Collected data entries:
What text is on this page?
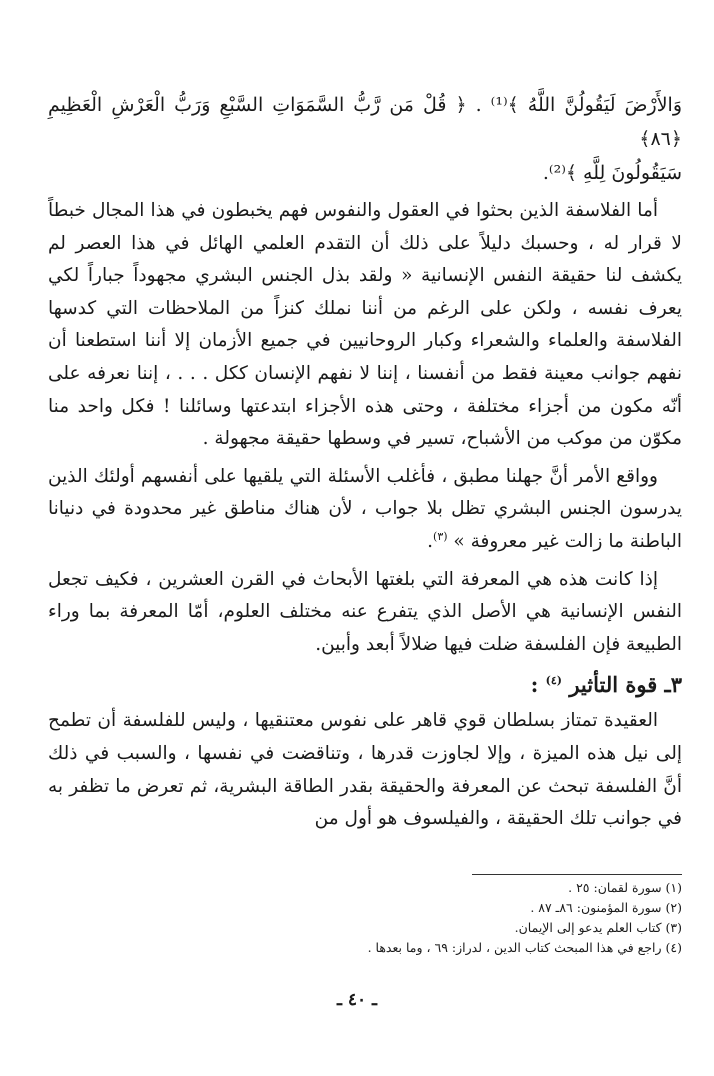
وَالأَرْضَ لَيَقُولُنَّ اللَّهُ ﴾⁽¹⁾ . ﴿ قُلْ مَن رَّبُّ السَّمَوَاتِ السَّبْعِ وَرَبُّ الْعَرْشِ الْعَظِيمِ ﴿٨٦﴾
سَيَقُولُونَ لِلَّهِ ﴾⁽²⁾.

أما الفلاسفة الذين بحثوا في العقول والنفوس فهم يخبطون في هذا المجال خبطاً لا قرار له ، وحسبك دليلاً على ذلك أن التقدم العلمي الهائل في هذا العصر لم يكشف لنا حقيقة النفس الإنسانية « ولقد بذل الجنس البشري مجهوداً جباراً لكي يعرف نفسه ، ولكن على الرغم من أننا نملك كنزاً من الملاحظات التي كدسها الفلاسفة والعلماء والشعراء وكبار الروحانيين في جميع الأزمان إلا أننا استطعنا أن نفهم جوانب معينة فقط من أنفسنا ، إننا لا نفهم الإنسان ككل . . . ، إننا نعرفه على أنّه مكون من أجزاء مختلفة ، وحتى هذه الأجزاء ابتدعتها وسائلنا ! فكل واحد منا مكوّن من موكب من الأشباح، تسير في وسطها حقيقة مجهولة .

وواقع الأمر أنَّ جهلنا مطبق ، فأغلب الأسئلة التي يلقيها على أنفسهم أولئك الذين يدرسون الجنس البشري تظل بلا جواب ، لأن هناك مناطق غير محدودة في دنيانا الباطنة ما زالت غير معروفة » $^{(٣)}$.

إذا كانت هذه هي المعرفة التي بلغتها الأبحاث في القرن العشرين ، فكيف تجعل النفس الإنسانية هي الأصل الذي يتفرع عنه مختلف العلوم، أمّا المعرفة بما وراء الطبيعة فإن الفلسفة ضلت فيها ضلالاً أبعد وأبين.

٣ـ قوة التأثير $^{(٤)}$ :

العقيدة تمتاز بسلطان قوي قاهر على نفوس معتنقيها ، وليس للفلسفة أن تطمح إلى نيل هذه الميزة ، وإلا لجاوزت قدرها ، وتناقضت في نفسها ، والسبب في ذلك أنَّ الفلسفة تبحث عن المعرفة والحقيقة بقدر الطاقة البشرية، ثم تعرض ما تظفر به في جوانب تلك الحقيقة ، والفيلسوف هو أول من

(١) سورة لقمان: ٢٥ .
(٢) سورة المؤمنون: ٨٦ـ ٨٧ .
(٣) كتاب العلم يدعو إلى الإيمان.
(٤) راجع في هذا المبحث كتاب الدين ، لدراز: ٦٩ ، وما بعدها .
ـ ٤٠ ـ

(Stated task)
Without including any pictures, output all the entries above exactly.

(Result of the exercise)
What text is on this page?
وَالأَرْضَ لَيَقُولُنَّ اللَّهُ ﴾⁽¹⁾ . ﴿ قُلْ مَن رَّبُّ السَّمَوَاتِ السَّبْعِ وَرَبُّ الْعَرْشِ الْعَظِيمِ ﴿٨٦﴾
سَيَقُولُونَ لِلَّهِ ﴾⁽²⁾.

أما الفلاسفة الذين بحثوا في العقول والنفوس فهم يخبطون في هذا المجال خبطاً لا قرار له ، وحسبك دليلاً على ذلك أن التقدم العلمي الهائل في هذا العصر لم يكشف لنا حقيقة النفس الإنسانية « ولقد بذل الجنس البشري مجهوداً جباراً لكي يعرف نفسه ، ولكن على الرغم من أننا نملك كنزاً من الملاحظات التي كدسها الفلاسفة والعلماء والشعراء وكبار الروحانيين في جميع الأزمان إلا أننا استطعنا أن نفهم جوانب معينة فقط من أنفسنا ، إننا لا نفهم الإنسان ككل . . . ، إننا نعرفه على أنّه مكون من أجزاء مختلفة ، وحتى هذه الأجزاء ابتدعتها وسائلنا ! فكل واحد منا مكوّن من موكب من الأشباح، تسير في وسطها حقيقة مجهولة .

وواقع الأمر أنَّ جهلنا مطبق ، فأغلب الأسئلة التي يلقيها على أنفسهم أولئك الذين يدرسون الجنس البشري تظل بلا جواب ، لأن هناك مناطق غير محدودة في دنيانا الباطنة ما زالت غير معروفة » $^{(٣)}$.

إذا كانت هذه هي المعرفة التي بلغتها الأبحاث في القرن العشرين ، فكيف تجعل النفس الإنسانية هي الأصل الذي يتفرع عنه مختلف العلوم، أمّا المعرفة بما وراء الطبيعة فإن الفلسفة ضلت فيها ضلالاً أبعد وأبين.

٣ـ قوة التأثير $^{(٤)}$ :

العقيدة تمتاز بسلطان قوي قاهر على نفوس معتنقيها ، وليس للفلسفة أن تطمح إلى نيل هذه الميزة ، وإلا لجاوزت قدرها ، وتناقضت في نفسها ، والسبب في ذلك أنَّ الفلسفة تبحث عن المعرفة والحقيقة بقدر الطاقة البشرية، ثم تعرض ما تظفر به في جوانب تلك الحقيقة ، والفيلسوف هو أول من

(١) سورة لقمان: ٢٥ .
(٢) سورة المؤمنون: ٨٦ـ ٨٧ .
(٣) كتاب العلم يدعو إلى الإيمان.
(٤) راجع في هذا المبحث كتاب الدين ، لدراز: ٦٩ ، وما بعدها .
ـ ٤٠ ـ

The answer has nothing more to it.